**Data for the task**
+ + + +

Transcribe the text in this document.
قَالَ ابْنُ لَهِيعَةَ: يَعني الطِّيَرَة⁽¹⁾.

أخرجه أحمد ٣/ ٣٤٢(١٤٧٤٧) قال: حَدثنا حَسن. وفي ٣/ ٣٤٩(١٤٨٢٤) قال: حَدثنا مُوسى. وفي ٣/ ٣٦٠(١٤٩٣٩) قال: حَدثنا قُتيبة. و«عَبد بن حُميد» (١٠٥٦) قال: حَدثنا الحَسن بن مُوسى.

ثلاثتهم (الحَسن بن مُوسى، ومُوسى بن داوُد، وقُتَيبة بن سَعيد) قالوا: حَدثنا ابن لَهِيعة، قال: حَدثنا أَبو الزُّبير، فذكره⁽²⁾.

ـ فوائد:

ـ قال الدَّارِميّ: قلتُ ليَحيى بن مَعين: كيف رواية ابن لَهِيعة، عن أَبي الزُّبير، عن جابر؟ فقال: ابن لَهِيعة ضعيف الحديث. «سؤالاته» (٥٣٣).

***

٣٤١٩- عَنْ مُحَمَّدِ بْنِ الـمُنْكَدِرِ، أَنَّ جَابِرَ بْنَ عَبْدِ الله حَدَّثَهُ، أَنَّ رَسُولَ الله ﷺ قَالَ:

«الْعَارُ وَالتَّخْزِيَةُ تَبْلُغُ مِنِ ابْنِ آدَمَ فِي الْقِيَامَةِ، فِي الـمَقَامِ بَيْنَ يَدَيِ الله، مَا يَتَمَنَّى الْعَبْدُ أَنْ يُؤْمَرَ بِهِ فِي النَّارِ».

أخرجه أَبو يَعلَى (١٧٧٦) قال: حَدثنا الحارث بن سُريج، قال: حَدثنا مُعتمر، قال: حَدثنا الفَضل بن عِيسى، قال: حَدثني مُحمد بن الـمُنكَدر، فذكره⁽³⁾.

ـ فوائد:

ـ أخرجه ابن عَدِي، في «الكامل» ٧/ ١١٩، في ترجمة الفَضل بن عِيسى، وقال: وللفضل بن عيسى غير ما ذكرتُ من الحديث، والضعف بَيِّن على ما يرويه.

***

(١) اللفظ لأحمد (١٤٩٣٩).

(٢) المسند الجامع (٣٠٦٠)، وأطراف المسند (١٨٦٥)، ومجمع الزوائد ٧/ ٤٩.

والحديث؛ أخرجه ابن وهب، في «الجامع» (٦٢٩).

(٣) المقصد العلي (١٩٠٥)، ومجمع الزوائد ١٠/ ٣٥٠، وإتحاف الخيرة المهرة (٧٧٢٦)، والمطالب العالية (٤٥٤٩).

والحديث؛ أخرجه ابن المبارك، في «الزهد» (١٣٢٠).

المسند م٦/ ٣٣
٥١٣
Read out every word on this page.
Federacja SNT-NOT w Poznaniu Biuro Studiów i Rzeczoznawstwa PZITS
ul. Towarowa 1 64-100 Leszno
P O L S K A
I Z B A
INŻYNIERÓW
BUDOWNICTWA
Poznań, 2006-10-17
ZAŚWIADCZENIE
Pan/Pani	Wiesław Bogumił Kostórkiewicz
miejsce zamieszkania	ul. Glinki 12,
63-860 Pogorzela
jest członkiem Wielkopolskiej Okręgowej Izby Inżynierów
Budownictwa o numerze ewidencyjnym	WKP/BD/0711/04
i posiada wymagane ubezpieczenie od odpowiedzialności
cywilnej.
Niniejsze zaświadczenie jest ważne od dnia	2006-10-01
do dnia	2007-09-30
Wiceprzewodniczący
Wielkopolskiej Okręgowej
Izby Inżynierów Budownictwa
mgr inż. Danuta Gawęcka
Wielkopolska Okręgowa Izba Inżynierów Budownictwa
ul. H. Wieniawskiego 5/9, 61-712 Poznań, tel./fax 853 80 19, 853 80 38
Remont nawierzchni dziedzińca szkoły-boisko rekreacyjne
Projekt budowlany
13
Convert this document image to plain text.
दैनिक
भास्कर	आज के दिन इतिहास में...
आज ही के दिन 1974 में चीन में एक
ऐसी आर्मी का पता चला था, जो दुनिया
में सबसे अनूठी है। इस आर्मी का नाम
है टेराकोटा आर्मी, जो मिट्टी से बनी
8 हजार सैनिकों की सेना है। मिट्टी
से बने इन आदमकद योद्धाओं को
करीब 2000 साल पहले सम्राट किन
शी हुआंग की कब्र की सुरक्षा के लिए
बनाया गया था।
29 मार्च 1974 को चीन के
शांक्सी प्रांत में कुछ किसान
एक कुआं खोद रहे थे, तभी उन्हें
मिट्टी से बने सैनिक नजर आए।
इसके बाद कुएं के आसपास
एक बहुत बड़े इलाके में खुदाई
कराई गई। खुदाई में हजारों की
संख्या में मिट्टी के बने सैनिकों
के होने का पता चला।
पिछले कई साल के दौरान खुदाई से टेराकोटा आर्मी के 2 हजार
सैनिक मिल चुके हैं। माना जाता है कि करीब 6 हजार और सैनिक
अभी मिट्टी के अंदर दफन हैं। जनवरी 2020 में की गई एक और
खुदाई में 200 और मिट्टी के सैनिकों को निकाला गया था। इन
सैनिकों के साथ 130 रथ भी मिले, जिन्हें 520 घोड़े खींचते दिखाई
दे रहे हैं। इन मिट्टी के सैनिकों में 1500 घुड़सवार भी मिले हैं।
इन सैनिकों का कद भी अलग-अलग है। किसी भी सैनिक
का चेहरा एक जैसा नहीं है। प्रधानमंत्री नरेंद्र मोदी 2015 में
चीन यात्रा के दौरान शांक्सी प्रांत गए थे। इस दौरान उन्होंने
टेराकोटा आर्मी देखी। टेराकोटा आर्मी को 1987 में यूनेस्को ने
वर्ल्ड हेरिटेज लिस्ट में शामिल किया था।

+ + + +

Reproduce precisely the span of lines that begins at the line containing "Convert this document image to plain text." and ends with the last line of the listing.

**Reply to the task**
Convert this document image to plain text.
दैनिक
भास्कर	आज के दिन इतिहास में...
आज ही के दिन 1974 में चीन में एक
ऐसी आर्मी का पता चला था, जो दुनिया
में सबसे अनूठी है। इस आर्मी का नाम
है टेराकोटा आर्मी, जो मिट्टी से बनी
8 हजार सैनिकों की सेना है। मिट्टी
से बने इन आदमकद योद्धाओं को
करीब 2000 साल पहले सम्राट किन
शी हुआंग की कब्र की सुरक्षा के लिए
बनाया गया था।
29 मार्च 1974 को चीन के
शांक्सी प्रांत में कुछ किसान
एक कुआं खोद रहे थे, तभी उन्हें
मिट्टी से बने सैनिक नजर आए।
इसके बाद कुएं के आसपास
एक बहुत बड़े इलाके में खुदाई
कराई गई। खुदाई में हजारों की
संख्या में मिट्टी के बने सैनिकों
के होने का पता चला।
पिछले कई साल के दौरान खुदाई से टेराकोटा आर्मी के 2 हजार
सैनिक मिल चुके हैं। माना जाता है कि करीब 6 हजार और सैनिक
अभी मिट्टी के अंदर दफन हैं। जनवरी 2020 में की गई एक और
खुदाई में 200 और मिट्टी के सैनिकों को निकाला गया था। इन
सैनिकों के साथ 130 रथ भी मिले, जिन्हें 520 घोड़े खींचते दिखाई
दे रहे हैं। इन मिट्टी के सैनिकों में 1500 घुड़सवार भी मिले हैं।
इन सैनिकों का कद भी अलग-अलग है। किसी भी सैनिक
का चेहरा एक जैसा नहीं है। प्रधानमंत्री नरेंद्र मोदी 2015 में
चीन यात्रा के दौरान शांक्सी प्रांत गए थे। इस दौरान उन्होंने
टेराकोटा आर्मी देखी। टेराकोटा आर्मी को 1987 में यूनेस्को ने
वर्ल्ड हेरिटेज लिस्ट में शामिल किया था।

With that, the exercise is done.